What you are asked to do:
Reproduce every record below exactly as written, but leave out any pictures.

Supplied material:

● ● ●

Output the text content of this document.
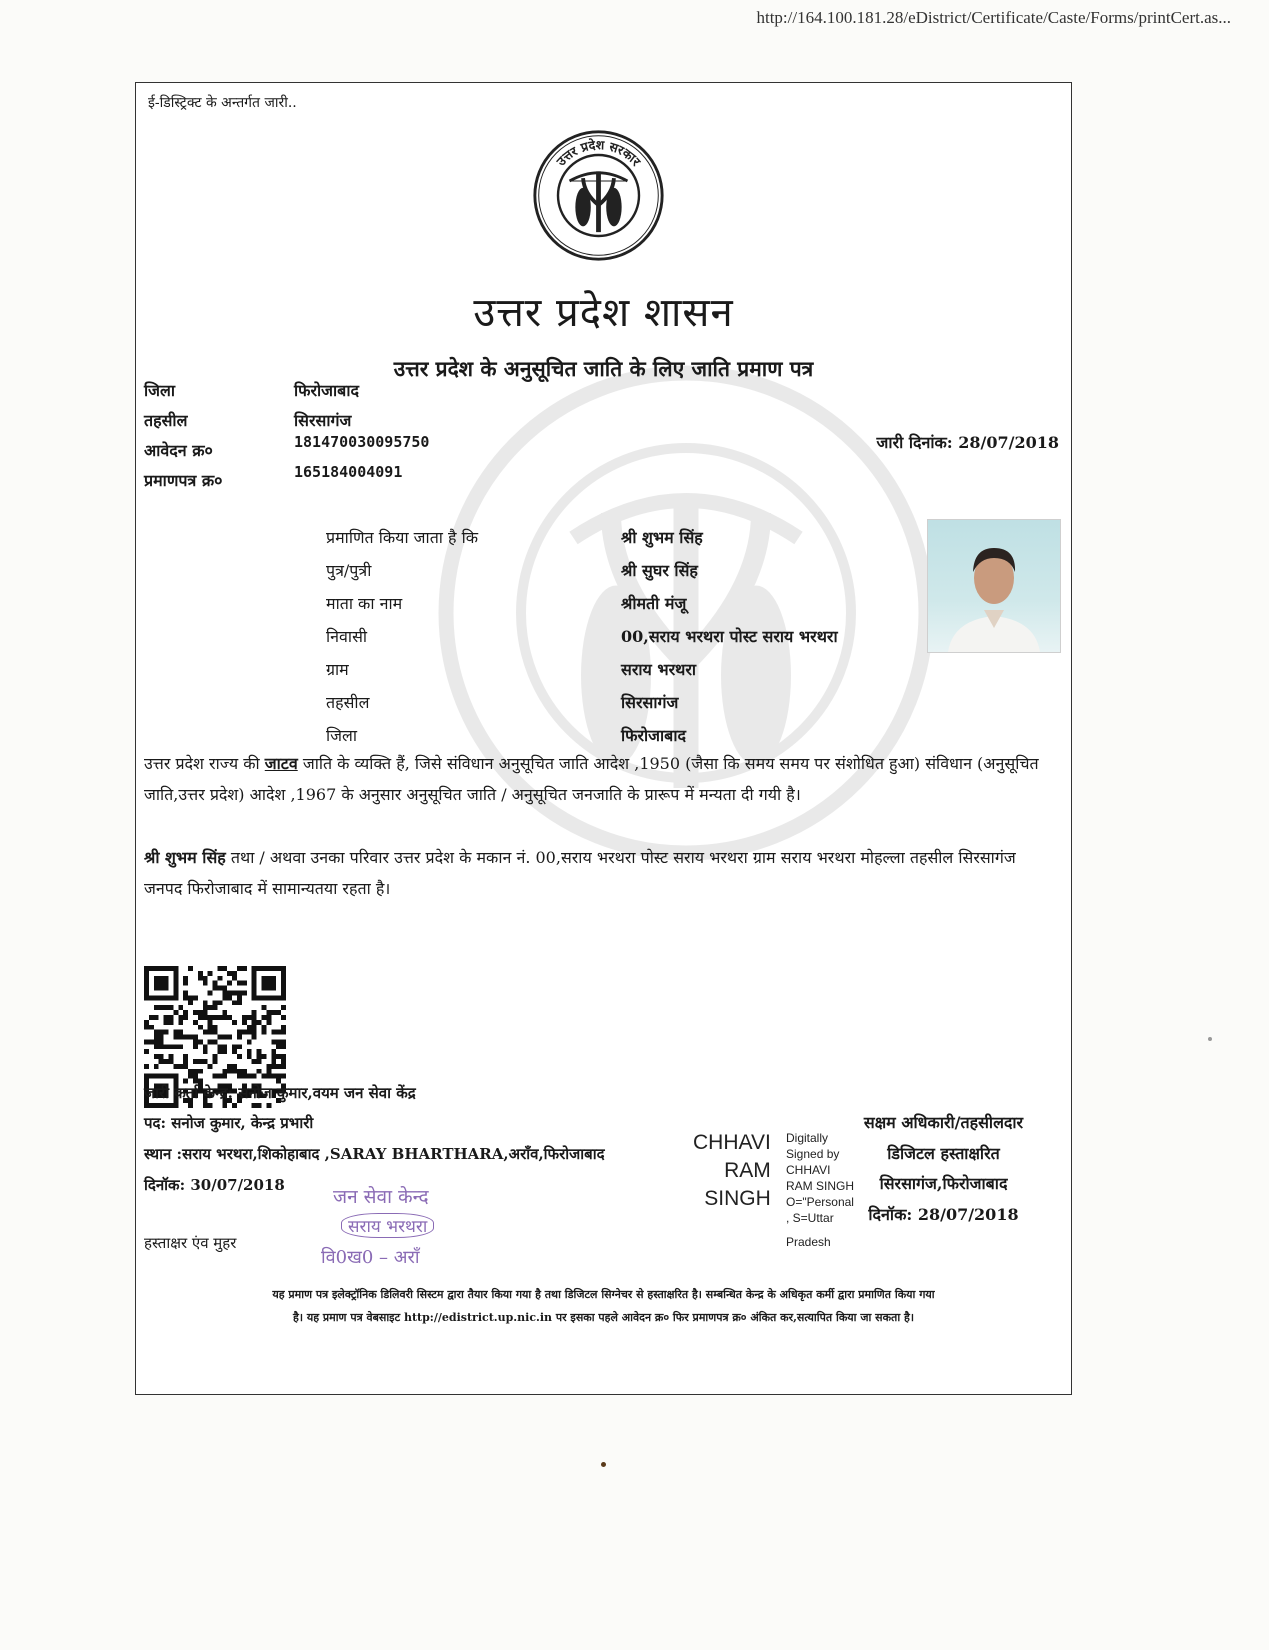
http://164.100.181.28/eDistrict/Certificate/Caste/Forms/printCert.as...
ई-डिस्ट्रिक्ट के अन्तर्गत जारी..
उत्तर प्रदेश सरकार
उत्तर प्रदेश शासन
उत्तर प्रदेश के अनुसूचित जाति के लिए जाति प्रमाण पत्र
जिला	फिरोजाबाद
तहसील	सिरसागंज
आवेदन क्र०	181470030095750
प्रमाणपत्र क्र०	165184004091
जारी दिनांक: 28/07/2018
प्रमाणित किया जाता है कि	श्री शुभम सिंह
पुत्र/पुत्री	श्री सुघर सिंह
माता का नाम	श्रीमती मंजू
निवासी	00,सराय भरथरा पोस्ट सराय भरथरा
ग्राम	सराय भरथरा
तहसील	सिरसागंज
जिला	फिरोजाबाद
उत्तर प्रदेश राज्य की जाटव जाति के व्यक्ति हैं, जिसे संविधान अनुसूचित जाति आदेश ,1950 (जैसा कि समय समय पर संशोधित हुआ) संविधान (अनुसूचित जाति,उत्तर प्रदेश) आदेश ,1967 के अनुसार अनुसूचित जाति / अनुसूचित जनजाति के प्रारूप में मन्यता दी गयी है।
श्री शुभम सिंह तथा / अथवा उनका परिवार उत्तर प्रदेश के मकान नं. 00,सराय भरथरा पोस्ट सराय भरथरा ग्राम सराय भरथरा मोहल्ला तहसील सिरसागंज जनपद फिरोजाबाद में सामान्यतया रहता है।
जारी कर्ता केन्द्र: सनोज कुमार,वयम जन सेवा केंद्र
पद: सनोज कुमार, केन्द्र प्रभारी
स्थान :सराय भरथरा,शिकोहाबाद ,SARAY BHARTHARA,अराँव,फिरोजाबाद
दिनॉक: 30/07/2018
हस्ताक्षर एंव मुहर
जन सेवा केन्द
सराय भरथरा
वि0ख0 – अराँ
CHHAVI
RAM
SINGH
Digitally
Signed by
CHHAVI
RAM SINGH
O="Personal
, S=Uttar
Pradesh
सक्षम अधिकारी/तहसीलदार
डिजिटल हस्ताक्षरित
सिरसागंज,फिरोजाबाद
दिनॉक: 28/07/2018
यह प्रमाण पत्र इलेक्ट्रॉनिक डिलिवरी सिस्टम द्वारा तैयार किया गया है तथा डिजिटल सिग्नेचर से हस्ताक्षरित है। सम्बन्धित केन्द्र के अधिकृत कर्मी द्वारा प्रमाणित किया गया
है। यह प्रमाण पत्र वेबसाइट http://edistrict.up.nic.in पर इसका पहले आवेदन क्र० फिर प्रमाणपत्र क्र० अंकित कर,सत्यापित किया जा सकता है।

● ● ●

Reply:
Output the text content of this document.
http://164.100.181.28/eDistrict/Certificate/Caste/Forms/printCert.as...
ई-डिस्ट्रिक्ट के अन्तर्गत जारी..
उत्तर प्रदेश सरकार
उत्तर प्रदेश शासन
उत्तर प्रदेश के अनुसूचित जाति के लिए जाति प्रमाण पत्र
जिला	फिरोजाबाद
तहसील	सिरसागंज
आवेदन क्र०	181470030095750
प्रमाणपत्र क्र०	165184004091
जारी दिनांक: 28/07/2018
प्रमाणित किया जाता है कि	श्री शुभम सिंह
पुत्र/पुत्री	श्री सुघर सिंह
माता का नाम	श्रीमती मंजू
निवासी	00,सराय भरथरा पोस्ट सराय भरथरा
ग्राम	सराय भरथरा
तहसील	सिरसागंज
जिला	फिरोजाबाद
उत्तर प्रदेश राज्य की जाटव जाति के व्यक्ति हैं, जिसे संविधान अनुसूचित जाति आदेश ,1950 (जैसा कि समय समय पर संशोधित हुआ) संविधान (अनुसूचित जाति,उत्तर प्रदेश) आदेश ,1967 के अनुसार अनुसूचित जाति / अनुसूचित जनजाति के प्रारूप में मन्यता दी गयी है।
श्री शुभम सिंह तथा / अथवा उनका परिवार उत्तर प्रदेश के मकान नं. 00,सराय भरथरा पोस्ट सराय भरथरा ग्राम सराय भरथरा मोहल्ला तहसील सिरसागंज जनपद फिरोजाबाद में सामान्यतया रहता है।
जारी कर्ता केन्द्र: सनोज कुमार,वयम जन सेवा केंद्र
पद: सनोज कुमार, केन्द्र प्रभारी
स्थान :सराय भरथरा,शिकोहाबाद ,SARAY BHARTHARA,अराँव,फिरोजाबाद
दिनॉक: 30/07/2018
हस्ताक्षर एंव मुहर
जन सेवा केन्द
सराय भरथरा
वि0ख0 – अराँ
CHHAVI
RAM
SINGH
Digitally
Signed by
CHHAVI
RAM SINGH
O="Personal
, S=Uttar
Pradesh
सक्षम अधिकारी/तहसीलदार
डिजिटल हस्ताक्षरित
सिरसागंज,फिरोजाबाद
दिनॉक: 28/07/2018
यह प्रमाण पत्र इलेक्ट्रॉनिक डिलिवरी सिस्टम द्वारा तैयार किया गया है तथा डिजिटल सिग्नेचर से हस्ताक्षरित है। सम्बन्धित केन्द्र के अधिकृत कर्मी द्वारा प्रमाणित किया गया
है। यह प्रमाण पत्र वेबसाइट http://edistrict.up.nic.in पर इसका पहले आवेदन क्र० फिर प्रमाणपत्र क्र० अंकित कर,सत्यापित किया जा सकता है।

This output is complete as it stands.